__WHAT IS ASKED__:
Every line of the data that contains the string "this" must be copied.

__EXTRACTED MATERIAL__:
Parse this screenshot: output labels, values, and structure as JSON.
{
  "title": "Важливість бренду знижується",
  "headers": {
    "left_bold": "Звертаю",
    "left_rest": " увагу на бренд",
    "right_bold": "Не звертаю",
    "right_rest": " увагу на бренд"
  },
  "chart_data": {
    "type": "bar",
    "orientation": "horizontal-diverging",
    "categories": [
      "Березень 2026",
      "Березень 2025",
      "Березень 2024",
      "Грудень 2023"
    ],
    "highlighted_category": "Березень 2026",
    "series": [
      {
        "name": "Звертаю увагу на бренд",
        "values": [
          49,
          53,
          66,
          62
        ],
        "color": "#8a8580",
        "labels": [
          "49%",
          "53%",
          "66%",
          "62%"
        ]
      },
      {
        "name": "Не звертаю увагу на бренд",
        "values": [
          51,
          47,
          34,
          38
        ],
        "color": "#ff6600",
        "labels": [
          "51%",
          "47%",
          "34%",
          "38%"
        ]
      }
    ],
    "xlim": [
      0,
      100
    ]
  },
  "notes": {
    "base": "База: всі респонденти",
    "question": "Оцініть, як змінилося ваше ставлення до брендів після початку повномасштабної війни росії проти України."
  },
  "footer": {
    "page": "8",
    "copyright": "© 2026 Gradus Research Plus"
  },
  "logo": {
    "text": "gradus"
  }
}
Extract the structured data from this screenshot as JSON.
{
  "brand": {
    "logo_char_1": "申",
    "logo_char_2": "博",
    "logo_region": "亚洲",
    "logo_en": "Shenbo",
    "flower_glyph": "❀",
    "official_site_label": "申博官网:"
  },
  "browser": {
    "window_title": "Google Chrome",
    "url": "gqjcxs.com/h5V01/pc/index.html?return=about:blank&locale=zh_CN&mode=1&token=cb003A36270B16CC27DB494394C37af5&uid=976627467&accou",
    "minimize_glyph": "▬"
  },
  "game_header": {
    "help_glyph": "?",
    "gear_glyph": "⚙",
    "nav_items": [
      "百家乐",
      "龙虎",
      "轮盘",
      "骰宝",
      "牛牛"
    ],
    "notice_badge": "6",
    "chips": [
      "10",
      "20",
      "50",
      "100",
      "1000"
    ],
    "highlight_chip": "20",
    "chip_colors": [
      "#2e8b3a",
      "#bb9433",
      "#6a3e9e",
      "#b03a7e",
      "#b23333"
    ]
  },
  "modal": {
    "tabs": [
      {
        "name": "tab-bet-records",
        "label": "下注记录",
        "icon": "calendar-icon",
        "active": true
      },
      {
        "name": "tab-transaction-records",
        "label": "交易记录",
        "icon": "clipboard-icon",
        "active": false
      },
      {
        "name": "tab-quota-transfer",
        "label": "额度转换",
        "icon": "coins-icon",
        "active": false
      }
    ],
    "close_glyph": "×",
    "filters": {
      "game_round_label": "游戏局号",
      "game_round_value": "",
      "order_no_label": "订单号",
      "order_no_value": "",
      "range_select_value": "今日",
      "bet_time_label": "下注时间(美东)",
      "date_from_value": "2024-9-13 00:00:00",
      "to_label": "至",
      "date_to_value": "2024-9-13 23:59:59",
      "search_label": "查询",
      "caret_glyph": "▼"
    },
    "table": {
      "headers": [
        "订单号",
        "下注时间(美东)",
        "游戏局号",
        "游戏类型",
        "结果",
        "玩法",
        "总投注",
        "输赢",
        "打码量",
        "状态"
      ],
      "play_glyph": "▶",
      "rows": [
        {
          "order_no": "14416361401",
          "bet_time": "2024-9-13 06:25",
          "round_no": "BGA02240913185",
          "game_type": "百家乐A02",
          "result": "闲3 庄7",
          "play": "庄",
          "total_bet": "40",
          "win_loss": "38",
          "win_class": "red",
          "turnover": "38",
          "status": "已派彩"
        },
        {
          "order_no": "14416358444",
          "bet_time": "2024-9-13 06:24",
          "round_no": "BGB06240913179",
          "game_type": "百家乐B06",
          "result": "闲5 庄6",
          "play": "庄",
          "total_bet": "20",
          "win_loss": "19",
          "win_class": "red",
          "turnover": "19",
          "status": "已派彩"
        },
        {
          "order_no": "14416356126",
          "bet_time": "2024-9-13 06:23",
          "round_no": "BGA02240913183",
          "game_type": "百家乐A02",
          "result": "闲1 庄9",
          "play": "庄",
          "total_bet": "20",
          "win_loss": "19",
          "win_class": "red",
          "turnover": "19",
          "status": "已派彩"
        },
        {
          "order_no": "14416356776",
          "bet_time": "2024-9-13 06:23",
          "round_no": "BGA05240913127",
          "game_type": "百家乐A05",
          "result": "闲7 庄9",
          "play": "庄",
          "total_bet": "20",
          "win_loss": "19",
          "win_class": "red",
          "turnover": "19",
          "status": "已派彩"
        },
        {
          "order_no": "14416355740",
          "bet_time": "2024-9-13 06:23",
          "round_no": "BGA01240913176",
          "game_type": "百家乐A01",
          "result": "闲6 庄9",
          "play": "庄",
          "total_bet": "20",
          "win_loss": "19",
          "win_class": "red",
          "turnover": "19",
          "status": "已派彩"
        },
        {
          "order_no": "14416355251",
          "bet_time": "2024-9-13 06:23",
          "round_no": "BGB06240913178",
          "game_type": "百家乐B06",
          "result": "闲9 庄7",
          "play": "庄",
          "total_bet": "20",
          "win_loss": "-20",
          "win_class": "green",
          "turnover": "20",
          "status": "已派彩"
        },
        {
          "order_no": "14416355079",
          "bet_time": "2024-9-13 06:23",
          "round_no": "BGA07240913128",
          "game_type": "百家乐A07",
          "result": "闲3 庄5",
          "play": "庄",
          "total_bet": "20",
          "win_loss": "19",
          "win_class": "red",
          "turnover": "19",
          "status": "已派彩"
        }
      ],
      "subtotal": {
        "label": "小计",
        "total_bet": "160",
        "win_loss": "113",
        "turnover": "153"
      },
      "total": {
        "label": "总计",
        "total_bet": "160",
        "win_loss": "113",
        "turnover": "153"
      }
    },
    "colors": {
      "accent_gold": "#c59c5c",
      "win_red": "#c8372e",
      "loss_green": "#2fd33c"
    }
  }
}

__WRITTEN ANSWER__:
Parse this screenshot: output labels, values, and structure as JSON.
Extract the structured data from this screenshot as JSON.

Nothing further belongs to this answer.